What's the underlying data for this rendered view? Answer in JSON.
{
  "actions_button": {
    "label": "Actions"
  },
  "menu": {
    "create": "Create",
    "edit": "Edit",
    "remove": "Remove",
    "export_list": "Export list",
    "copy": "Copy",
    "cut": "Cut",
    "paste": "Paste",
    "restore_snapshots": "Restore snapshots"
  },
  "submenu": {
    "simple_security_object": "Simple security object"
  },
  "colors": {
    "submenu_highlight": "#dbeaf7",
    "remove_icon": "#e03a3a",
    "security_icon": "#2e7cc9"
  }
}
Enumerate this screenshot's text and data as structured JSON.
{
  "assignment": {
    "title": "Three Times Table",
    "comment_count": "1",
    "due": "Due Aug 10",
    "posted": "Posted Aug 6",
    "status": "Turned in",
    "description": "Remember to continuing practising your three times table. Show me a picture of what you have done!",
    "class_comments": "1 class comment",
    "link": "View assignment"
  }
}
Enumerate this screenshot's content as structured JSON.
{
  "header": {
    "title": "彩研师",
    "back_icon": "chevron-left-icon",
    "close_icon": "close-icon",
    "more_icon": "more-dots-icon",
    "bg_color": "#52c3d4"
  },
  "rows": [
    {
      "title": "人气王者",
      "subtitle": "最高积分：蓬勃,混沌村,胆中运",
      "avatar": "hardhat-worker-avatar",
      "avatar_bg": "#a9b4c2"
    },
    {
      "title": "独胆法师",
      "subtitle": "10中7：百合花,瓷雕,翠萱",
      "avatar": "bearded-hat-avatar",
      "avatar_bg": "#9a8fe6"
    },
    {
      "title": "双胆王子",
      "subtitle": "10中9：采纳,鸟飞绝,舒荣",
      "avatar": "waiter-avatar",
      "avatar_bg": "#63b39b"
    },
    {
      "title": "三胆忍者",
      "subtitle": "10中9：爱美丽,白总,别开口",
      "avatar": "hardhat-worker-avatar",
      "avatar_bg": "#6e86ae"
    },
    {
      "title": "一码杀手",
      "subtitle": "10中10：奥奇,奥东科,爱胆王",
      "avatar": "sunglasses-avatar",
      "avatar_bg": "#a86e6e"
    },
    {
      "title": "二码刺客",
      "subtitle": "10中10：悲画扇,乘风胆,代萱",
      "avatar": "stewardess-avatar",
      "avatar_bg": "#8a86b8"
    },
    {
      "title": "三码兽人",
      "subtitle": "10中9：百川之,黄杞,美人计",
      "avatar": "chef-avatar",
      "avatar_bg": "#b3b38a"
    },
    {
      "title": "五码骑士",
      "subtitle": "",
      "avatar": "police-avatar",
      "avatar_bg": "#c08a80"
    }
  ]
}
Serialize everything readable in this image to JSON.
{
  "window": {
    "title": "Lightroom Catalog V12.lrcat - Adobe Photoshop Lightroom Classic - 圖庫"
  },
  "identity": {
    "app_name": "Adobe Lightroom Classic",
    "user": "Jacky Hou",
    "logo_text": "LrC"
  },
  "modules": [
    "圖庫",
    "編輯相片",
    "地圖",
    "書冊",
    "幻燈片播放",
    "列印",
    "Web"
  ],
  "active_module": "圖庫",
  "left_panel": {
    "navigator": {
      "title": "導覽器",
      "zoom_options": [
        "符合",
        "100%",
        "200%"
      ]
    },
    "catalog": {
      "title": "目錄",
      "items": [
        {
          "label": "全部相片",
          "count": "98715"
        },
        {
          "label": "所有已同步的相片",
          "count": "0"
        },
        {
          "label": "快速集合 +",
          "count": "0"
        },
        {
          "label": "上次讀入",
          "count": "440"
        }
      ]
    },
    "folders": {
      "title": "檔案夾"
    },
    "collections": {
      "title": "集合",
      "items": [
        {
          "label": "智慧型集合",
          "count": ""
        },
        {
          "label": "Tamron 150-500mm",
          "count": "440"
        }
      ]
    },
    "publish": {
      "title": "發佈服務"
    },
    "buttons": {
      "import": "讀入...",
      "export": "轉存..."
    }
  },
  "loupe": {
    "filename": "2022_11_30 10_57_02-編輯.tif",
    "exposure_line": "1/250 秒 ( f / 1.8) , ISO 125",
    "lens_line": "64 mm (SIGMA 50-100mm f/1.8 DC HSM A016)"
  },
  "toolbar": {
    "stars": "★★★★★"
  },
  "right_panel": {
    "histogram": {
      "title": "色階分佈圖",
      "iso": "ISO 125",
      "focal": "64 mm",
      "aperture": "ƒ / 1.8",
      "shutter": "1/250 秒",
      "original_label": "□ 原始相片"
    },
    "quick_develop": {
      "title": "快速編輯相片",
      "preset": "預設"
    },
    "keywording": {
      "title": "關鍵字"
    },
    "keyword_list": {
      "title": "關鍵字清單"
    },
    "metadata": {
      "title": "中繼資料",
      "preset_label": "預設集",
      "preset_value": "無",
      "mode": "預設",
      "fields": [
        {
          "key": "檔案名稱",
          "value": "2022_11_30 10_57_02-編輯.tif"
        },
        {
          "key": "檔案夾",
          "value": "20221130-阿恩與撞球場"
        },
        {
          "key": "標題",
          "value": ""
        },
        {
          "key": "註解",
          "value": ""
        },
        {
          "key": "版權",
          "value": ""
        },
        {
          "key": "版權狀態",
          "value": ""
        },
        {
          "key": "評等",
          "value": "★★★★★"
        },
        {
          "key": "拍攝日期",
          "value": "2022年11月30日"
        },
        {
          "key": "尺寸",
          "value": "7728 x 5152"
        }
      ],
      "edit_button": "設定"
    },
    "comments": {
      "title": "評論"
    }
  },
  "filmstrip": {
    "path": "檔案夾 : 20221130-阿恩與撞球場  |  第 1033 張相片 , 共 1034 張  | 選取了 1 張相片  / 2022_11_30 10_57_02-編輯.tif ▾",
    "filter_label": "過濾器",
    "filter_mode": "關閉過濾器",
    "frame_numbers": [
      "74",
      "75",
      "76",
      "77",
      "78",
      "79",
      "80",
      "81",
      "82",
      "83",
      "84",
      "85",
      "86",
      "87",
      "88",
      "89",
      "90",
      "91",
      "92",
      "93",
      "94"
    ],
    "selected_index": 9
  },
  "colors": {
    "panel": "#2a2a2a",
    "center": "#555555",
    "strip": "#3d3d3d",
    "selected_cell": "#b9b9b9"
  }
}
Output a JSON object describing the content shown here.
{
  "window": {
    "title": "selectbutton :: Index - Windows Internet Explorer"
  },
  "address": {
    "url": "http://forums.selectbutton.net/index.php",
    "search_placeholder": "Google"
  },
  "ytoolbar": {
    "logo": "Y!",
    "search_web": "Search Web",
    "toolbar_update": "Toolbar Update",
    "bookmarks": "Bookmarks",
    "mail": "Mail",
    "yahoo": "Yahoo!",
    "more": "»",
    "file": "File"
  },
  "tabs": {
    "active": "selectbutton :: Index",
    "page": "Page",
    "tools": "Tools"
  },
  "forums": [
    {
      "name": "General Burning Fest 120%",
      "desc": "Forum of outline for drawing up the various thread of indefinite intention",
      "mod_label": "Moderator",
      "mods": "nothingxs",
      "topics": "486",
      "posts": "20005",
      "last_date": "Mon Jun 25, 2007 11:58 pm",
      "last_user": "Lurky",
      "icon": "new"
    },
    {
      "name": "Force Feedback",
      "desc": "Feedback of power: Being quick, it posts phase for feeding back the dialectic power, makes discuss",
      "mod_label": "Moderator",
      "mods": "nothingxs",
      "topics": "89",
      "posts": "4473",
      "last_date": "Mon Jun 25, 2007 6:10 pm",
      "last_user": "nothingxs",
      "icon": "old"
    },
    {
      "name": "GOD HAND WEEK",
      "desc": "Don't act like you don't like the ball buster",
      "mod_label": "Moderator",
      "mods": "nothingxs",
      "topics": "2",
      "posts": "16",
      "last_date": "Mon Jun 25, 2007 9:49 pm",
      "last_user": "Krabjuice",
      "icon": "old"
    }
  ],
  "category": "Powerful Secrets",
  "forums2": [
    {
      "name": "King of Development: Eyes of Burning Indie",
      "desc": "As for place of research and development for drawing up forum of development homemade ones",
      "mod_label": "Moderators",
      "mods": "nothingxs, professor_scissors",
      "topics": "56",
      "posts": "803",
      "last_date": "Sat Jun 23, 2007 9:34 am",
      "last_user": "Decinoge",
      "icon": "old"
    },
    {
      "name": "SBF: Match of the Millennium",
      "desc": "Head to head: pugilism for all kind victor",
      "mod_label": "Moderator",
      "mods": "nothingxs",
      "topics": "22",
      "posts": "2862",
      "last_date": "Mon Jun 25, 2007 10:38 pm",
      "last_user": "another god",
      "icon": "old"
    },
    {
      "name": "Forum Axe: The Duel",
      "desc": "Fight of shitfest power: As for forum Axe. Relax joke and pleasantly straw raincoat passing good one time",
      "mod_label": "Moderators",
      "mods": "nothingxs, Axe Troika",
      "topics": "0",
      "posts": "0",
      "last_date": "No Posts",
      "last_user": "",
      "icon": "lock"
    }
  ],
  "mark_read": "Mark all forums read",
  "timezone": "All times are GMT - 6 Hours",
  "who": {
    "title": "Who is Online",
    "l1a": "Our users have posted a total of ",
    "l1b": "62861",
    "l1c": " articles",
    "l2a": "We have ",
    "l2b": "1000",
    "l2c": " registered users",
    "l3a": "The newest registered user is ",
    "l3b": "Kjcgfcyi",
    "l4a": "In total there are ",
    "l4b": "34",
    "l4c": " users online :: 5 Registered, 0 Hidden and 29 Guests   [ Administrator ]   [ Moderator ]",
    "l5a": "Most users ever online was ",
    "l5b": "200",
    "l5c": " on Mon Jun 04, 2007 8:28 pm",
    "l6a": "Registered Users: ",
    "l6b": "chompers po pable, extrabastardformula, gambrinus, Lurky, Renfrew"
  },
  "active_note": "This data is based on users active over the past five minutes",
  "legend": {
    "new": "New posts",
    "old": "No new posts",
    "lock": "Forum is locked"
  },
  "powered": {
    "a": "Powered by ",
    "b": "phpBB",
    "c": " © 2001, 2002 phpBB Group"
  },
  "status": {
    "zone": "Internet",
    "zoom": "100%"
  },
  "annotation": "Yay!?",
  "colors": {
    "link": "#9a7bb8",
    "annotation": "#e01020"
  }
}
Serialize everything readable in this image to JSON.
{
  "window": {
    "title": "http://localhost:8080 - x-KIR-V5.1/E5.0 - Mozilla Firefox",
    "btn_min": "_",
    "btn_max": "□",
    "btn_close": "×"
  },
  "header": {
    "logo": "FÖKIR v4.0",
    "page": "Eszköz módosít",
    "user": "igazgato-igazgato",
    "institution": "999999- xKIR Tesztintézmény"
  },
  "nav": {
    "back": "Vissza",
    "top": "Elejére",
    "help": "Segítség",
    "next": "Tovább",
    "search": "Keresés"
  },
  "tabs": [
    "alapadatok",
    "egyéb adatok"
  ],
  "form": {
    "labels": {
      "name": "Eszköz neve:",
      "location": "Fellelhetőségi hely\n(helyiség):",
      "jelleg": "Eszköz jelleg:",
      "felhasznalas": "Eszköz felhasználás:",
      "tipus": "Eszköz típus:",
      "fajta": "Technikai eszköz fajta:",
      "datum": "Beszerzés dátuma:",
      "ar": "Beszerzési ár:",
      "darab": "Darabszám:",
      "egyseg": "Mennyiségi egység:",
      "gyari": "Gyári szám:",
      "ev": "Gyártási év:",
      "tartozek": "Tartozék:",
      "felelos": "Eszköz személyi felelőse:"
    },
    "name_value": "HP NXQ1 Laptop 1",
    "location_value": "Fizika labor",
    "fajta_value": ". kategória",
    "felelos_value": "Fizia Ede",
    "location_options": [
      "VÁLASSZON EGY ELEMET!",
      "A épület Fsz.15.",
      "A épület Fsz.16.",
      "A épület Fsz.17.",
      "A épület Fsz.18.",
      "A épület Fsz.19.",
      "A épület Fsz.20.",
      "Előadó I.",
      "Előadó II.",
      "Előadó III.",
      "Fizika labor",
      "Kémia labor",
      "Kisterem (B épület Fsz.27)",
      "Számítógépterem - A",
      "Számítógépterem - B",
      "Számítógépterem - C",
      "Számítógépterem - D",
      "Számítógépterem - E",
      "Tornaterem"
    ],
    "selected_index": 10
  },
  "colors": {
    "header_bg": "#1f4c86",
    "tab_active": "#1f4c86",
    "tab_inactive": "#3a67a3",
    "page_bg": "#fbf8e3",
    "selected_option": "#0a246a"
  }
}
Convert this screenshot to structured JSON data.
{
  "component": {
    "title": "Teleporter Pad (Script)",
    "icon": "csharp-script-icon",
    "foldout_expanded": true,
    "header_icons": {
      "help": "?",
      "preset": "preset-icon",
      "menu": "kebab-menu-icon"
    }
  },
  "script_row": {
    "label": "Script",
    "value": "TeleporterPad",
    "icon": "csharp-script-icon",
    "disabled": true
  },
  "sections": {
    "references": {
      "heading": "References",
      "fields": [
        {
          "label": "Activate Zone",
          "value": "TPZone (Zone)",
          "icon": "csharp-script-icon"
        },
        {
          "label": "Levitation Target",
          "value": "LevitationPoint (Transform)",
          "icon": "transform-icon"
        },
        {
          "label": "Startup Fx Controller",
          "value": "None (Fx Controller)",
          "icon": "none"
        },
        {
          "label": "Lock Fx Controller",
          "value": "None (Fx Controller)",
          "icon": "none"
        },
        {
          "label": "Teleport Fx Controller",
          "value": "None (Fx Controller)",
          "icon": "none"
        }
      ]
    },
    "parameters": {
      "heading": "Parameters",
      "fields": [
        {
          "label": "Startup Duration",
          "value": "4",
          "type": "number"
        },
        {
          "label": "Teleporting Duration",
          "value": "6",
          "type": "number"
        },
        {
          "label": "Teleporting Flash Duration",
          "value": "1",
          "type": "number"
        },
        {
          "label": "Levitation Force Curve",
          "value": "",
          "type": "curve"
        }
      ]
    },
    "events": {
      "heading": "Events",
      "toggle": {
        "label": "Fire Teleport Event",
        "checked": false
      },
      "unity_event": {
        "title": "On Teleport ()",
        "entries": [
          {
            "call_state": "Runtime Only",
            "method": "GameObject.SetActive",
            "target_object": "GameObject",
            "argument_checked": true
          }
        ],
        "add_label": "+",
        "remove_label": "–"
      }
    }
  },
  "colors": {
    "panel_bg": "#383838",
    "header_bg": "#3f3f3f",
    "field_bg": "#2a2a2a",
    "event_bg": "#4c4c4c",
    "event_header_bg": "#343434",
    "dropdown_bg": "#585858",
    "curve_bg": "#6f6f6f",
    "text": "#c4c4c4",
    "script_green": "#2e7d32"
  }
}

::::

### [EXERCISE DIRECTIONS]
Out of the material above, select every line that holds the string "content".

### [EXPECTED ANSWER]
Enumerate this screenshot's content as structured JSON.
Output a JSON object describing the content shown here.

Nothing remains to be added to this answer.